* **What is being asked**: Copy all lines that contain the word "nano".

[Items from a dataset]

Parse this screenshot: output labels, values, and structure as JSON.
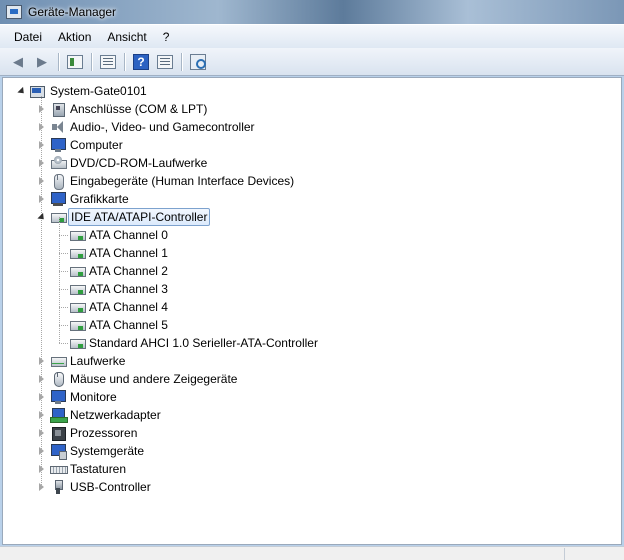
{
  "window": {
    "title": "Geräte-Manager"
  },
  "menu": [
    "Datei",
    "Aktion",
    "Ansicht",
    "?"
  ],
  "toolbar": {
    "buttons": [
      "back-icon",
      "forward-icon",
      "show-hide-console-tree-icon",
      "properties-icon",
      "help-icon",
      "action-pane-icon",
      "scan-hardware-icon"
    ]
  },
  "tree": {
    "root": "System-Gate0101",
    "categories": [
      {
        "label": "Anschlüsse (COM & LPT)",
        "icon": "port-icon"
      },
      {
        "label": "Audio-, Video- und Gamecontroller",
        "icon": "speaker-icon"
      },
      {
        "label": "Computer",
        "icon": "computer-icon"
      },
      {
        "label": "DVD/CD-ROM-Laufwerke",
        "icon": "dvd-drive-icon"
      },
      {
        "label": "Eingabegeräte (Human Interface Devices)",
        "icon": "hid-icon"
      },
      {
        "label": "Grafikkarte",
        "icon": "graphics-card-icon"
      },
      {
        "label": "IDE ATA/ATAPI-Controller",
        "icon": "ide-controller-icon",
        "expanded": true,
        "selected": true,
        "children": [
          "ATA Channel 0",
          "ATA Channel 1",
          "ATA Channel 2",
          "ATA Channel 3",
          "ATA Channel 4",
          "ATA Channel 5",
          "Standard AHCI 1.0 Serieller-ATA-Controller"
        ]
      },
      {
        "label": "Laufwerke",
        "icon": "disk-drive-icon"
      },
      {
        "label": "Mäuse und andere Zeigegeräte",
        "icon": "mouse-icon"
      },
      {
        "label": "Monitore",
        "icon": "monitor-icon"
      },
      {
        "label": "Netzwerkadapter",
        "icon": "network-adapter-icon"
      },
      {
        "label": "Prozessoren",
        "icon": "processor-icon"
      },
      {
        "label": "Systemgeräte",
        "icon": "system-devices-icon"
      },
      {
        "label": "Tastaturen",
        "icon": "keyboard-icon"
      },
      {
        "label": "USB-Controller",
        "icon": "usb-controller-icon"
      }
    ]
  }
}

---

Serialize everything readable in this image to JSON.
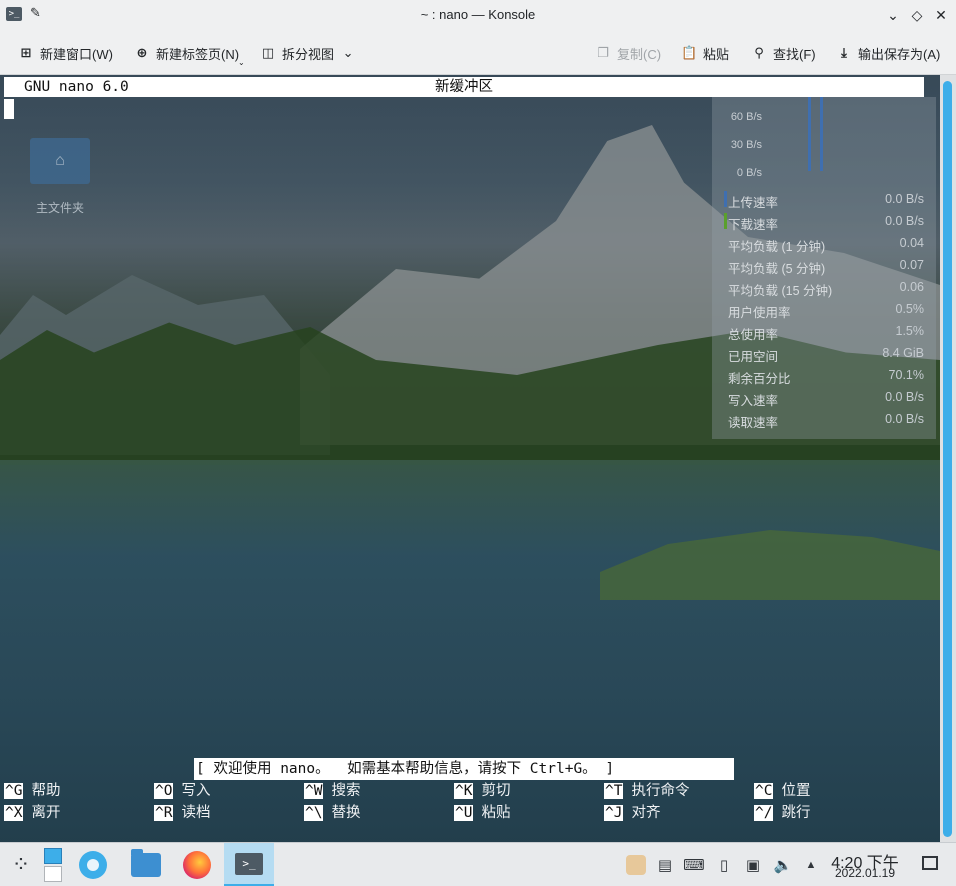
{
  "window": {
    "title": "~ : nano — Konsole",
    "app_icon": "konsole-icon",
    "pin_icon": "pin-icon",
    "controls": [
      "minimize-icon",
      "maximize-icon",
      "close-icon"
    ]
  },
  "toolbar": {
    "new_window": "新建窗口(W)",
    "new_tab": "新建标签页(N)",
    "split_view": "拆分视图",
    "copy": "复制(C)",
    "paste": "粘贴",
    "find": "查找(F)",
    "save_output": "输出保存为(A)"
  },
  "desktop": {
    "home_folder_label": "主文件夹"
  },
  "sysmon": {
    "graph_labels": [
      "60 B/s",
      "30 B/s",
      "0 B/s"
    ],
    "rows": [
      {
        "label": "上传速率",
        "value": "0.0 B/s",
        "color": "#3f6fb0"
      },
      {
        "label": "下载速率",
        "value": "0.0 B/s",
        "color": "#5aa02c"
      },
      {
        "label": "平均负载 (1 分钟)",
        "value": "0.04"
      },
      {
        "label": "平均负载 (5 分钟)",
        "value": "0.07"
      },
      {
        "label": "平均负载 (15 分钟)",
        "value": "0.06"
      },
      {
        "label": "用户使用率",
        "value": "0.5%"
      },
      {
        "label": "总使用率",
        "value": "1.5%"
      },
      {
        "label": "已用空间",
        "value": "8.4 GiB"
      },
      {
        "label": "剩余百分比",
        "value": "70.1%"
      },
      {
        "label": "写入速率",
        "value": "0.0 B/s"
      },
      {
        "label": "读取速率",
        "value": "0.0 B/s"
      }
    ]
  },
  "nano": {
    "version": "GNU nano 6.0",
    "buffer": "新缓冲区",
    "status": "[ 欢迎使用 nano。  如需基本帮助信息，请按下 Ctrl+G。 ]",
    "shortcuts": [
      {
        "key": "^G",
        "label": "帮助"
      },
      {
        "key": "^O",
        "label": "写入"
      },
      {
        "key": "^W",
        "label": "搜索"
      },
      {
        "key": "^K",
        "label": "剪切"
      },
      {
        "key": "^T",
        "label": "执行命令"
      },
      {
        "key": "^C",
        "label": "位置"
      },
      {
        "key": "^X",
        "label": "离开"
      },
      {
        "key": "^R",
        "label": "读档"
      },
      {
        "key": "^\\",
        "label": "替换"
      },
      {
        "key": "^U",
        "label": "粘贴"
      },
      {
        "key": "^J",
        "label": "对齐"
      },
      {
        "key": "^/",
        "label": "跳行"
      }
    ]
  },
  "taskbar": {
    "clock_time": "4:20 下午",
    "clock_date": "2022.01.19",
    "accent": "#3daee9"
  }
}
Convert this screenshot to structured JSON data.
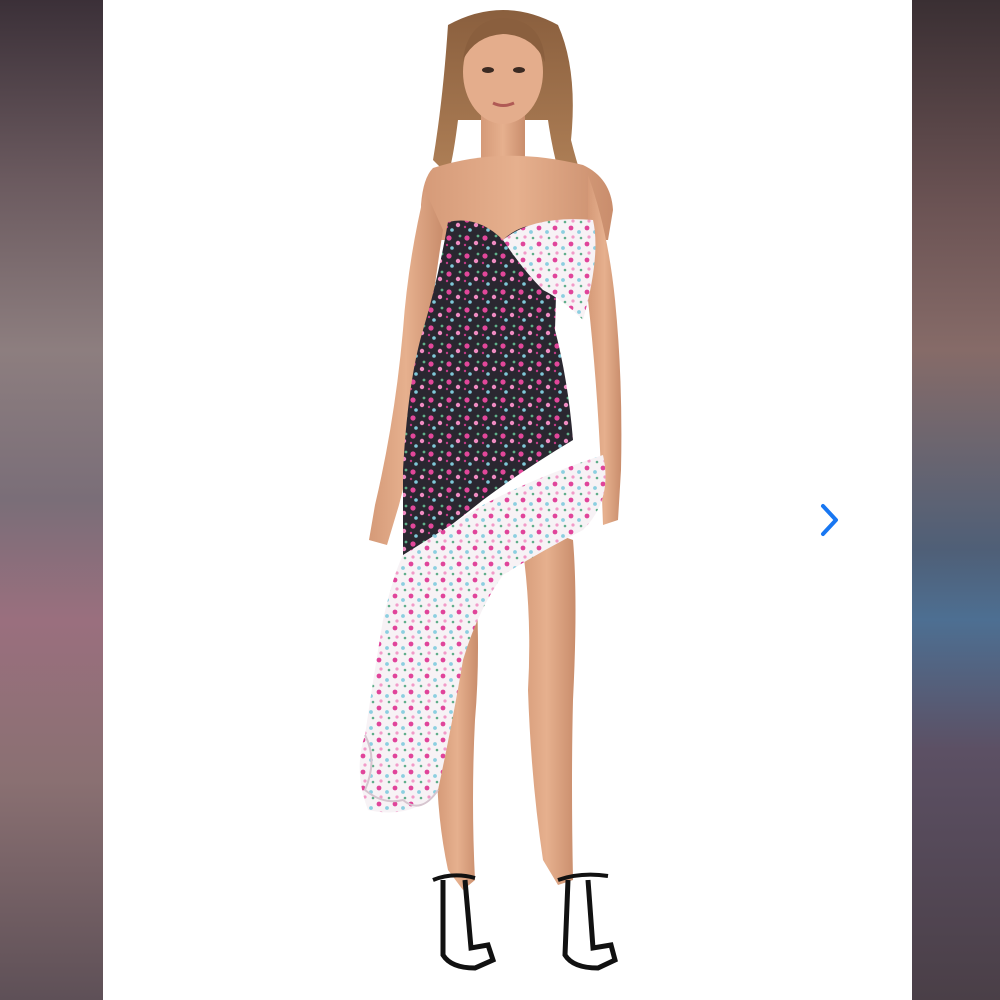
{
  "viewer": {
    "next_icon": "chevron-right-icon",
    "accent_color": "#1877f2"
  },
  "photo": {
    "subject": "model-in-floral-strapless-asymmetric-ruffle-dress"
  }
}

--

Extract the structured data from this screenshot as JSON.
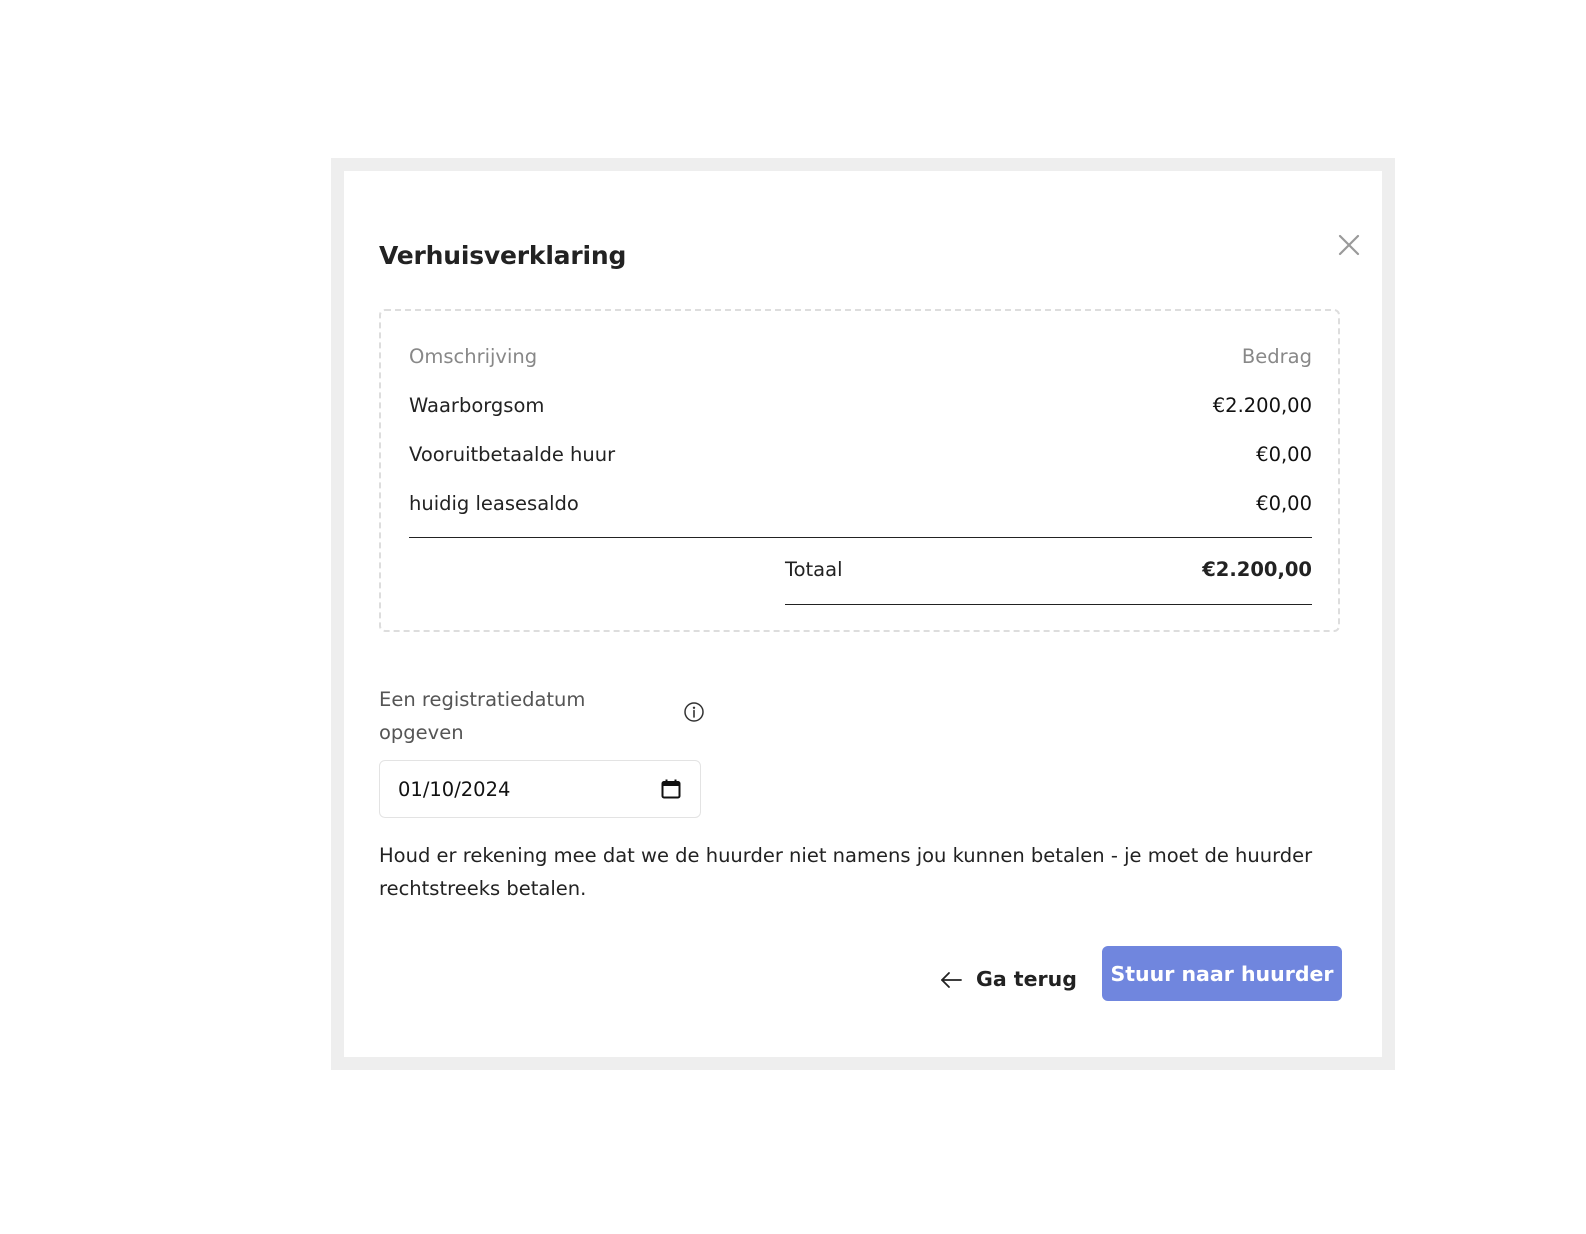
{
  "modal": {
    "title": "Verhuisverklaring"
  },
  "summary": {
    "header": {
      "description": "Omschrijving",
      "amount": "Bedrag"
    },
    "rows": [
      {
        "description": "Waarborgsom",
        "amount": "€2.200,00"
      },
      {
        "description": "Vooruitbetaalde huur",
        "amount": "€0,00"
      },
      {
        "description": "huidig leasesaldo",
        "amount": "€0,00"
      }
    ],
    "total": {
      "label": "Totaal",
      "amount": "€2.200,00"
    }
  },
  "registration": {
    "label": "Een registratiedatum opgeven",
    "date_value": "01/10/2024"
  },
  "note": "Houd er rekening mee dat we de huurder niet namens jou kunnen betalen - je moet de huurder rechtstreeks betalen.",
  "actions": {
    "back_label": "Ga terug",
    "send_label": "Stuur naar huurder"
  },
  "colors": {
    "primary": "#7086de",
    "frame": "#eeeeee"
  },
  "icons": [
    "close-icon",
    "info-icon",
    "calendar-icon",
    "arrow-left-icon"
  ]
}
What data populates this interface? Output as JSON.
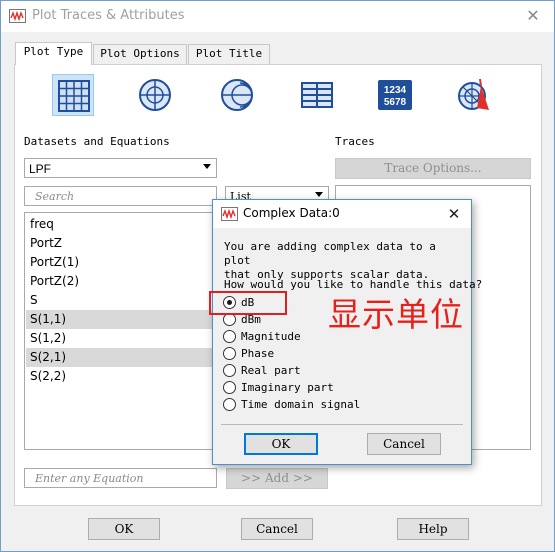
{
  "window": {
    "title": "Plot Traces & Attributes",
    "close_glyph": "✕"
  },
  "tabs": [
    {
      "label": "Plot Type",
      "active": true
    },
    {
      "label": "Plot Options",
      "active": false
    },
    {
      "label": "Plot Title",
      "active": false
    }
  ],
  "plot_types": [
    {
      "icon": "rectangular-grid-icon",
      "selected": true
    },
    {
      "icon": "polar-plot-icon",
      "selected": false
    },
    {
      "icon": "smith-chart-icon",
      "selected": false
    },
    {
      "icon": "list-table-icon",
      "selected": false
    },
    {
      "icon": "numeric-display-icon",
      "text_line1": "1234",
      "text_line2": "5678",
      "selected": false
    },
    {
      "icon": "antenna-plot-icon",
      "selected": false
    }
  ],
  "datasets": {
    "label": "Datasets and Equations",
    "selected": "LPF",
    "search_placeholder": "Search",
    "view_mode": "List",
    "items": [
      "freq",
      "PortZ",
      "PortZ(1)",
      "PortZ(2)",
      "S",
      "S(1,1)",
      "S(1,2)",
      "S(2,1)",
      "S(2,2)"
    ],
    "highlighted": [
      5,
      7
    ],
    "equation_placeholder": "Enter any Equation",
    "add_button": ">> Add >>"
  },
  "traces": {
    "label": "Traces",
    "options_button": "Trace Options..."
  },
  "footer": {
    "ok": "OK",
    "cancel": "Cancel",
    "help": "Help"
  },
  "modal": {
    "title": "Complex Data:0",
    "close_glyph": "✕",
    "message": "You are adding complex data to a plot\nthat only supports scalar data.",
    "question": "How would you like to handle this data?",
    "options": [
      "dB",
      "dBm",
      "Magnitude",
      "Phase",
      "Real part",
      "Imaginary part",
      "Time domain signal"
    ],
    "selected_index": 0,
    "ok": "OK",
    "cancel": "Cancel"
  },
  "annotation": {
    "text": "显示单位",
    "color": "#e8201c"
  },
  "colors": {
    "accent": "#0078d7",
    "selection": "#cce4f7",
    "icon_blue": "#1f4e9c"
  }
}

* **Worked answer**:
    "title": "~ : nano — Konsole",
  "nano": {
    "version": "GNU nano 6.0",
    "status": "[ 欢迎使用 nano。  如需基本帮助信息，请按下 Ctrl+G。 ]",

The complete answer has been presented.